Instructions for the task
Gather each line of the entries below that includes "chevron".

Data listing
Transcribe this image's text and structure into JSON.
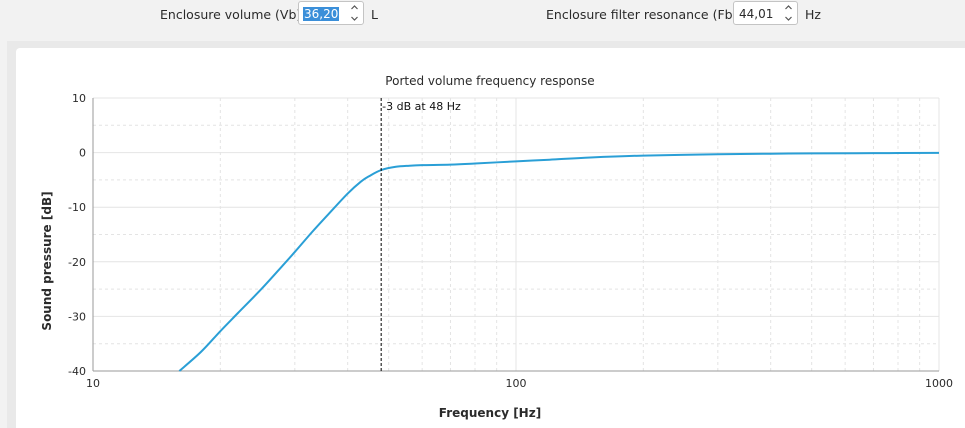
{
  "controls": {
    "enclosure_volume": {
      "label": "Enclosure volume (Vb)",
      "value": "36,20",
      "unit": "L"
    },
    "filter_resonance": {
      "label": "Enclosure filter resonance (Fb)",
      "value": "44,01",
      "unit": "Hz"
    }
  },
  "colors": {
    "series": "#2a9fd6",
    "grid": "#e4e4e4",
    "marker": "#000000",
    "selection": "#3b8fd9"
  },
  "icons": {
    "spin_up": "chevron-up-icon",
    "spin_down": "chevron-down-icon"
  },
  "chart_data": {
    "type": "line",
    "title": "Ported volume frequency response",
    "xlabel": "Frequency [Hz]",
    "ylabel": "Sound pressure [dB]",
    "xscale": "log",
    "xlim": [
      10,
      1000
    ],
    "ylim": [
      -40,
      10
    ],
    "xticks": [
      10,
      100,
      1000
    ],
    "xtick_labels": [
      "10",
      "100",
      "1000"
    ],
    "yticks": [
      10,
      0,
      -10,
      -20,
      -30,
      -40
    ],
    "ytick_labels": [
      "10",
      "0",
      "-10",
      "-20",
      "-30",
      "-40"
    ],
    "grid": true,
    "series": [
      {
        "x": [
          16,
          18,
          20,
          22,
          25,
          28,
          30,
          33,
          36,
          40,
          43,
          45,
          48,
          52,
          56,
          60,
          70,
          80,
          100,
          120,
          150,
          200,
          300,
          400,
          500,
          700,
          1000
        ],
        "y": [
          -40,
          -36.5,
          -32.7,
          -29.4,
          -25,
          -20.8,
          -18.2,
          -14.5,
          -11.3,
          -7.5,
          -5.3,
          -4.3,
          -3.2,
          -2.6,
          -2.4,
          -2.3,
          -2.2,
          -2.0,
          -1.6,
          -1.3,
          -0.9,
          -0.55,
          -0.3,
          -0.2,
          -0.15,
          -0.1,
          -0.05
        ]
      }
    ],
    "annotations": [
      {
        "type": "vline",
        "x": 48,
        "label": "-3 dB at 48 Hz"
      }
    ]
  }
}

The response
    "spin_up": "chevron-up-icon",
    "spin_down": "chevron-down-icon"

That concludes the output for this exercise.